▶ **EXERCISE DETAILS**: Among the entries below, count the lines where the string "szennyvíztisztító" occurs, and give only the number.

◇ ◇ ◇

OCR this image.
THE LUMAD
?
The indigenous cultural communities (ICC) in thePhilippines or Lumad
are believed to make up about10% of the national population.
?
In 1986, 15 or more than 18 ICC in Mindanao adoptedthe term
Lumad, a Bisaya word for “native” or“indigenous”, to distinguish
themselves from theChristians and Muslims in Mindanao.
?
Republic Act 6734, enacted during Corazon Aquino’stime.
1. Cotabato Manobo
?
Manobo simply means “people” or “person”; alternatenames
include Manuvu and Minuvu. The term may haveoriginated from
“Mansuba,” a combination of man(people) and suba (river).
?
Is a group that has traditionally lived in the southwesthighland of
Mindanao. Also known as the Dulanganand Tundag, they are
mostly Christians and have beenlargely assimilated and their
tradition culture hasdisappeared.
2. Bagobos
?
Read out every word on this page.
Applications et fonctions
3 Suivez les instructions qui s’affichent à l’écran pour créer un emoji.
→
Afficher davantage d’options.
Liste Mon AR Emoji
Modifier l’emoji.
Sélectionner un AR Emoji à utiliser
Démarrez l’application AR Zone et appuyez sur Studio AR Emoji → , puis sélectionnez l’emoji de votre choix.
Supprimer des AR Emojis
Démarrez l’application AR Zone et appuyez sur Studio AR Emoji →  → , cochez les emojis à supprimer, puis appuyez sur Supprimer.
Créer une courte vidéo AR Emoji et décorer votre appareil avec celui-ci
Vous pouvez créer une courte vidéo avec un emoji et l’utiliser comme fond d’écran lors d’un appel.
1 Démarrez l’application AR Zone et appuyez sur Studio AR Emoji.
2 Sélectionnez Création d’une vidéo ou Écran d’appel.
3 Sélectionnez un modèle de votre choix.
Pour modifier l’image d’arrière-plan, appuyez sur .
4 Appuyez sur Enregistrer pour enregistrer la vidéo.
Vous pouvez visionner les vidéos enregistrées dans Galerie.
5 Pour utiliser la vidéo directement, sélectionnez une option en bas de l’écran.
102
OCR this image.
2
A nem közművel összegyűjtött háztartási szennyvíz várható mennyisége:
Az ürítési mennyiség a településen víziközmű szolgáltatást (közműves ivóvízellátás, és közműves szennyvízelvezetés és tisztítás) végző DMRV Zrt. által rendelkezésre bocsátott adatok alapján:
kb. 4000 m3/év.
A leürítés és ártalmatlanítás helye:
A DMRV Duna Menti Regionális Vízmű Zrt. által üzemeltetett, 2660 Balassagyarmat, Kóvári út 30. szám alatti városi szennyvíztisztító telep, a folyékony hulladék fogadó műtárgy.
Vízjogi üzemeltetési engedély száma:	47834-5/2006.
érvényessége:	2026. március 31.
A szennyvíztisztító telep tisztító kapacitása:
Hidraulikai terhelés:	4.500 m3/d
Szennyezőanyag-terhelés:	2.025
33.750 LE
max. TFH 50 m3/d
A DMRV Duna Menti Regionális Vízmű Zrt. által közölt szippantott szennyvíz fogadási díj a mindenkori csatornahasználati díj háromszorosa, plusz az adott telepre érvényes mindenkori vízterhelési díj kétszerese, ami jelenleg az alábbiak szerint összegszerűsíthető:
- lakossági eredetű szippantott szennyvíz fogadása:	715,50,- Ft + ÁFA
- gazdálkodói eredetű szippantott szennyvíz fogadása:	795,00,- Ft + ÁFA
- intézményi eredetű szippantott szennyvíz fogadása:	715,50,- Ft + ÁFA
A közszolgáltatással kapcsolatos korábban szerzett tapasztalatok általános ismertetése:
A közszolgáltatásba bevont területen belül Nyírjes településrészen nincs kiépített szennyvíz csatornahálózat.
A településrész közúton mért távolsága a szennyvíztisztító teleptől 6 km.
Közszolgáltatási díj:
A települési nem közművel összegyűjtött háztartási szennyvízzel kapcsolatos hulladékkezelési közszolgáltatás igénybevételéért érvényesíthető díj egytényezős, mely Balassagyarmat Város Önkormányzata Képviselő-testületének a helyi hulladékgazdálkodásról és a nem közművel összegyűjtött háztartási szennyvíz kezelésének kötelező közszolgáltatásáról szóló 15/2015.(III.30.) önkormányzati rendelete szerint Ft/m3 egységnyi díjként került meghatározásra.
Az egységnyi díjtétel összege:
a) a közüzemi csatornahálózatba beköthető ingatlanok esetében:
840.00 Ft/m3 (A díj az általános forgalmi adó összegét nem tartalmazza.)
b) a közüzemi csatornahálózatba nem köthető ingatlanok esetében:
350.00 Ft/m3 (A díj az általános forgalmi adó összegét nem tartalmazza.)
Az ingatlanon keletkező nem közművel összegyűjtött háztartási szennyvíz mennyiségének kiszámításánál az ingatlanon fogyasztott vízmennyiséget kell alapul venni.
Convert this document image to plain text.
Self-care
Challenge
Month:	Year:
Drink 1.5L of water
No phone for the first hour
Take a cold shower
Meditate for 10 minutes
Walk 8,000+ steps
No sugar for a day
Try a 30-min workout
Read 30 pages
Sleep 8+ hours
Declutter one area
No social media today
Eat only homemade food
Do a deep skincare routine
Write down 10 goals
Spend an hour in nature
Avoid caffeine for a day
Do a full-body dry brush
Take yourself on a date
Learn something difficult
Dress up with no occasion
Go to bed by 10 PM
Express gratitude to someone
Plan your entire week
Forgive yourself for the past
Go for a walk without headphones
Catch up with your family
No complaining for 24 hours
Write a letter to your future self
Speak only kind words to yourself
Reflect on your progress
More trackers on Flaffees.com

◇ ◇ ◇

▶ **CORRECT ANSWER**: 3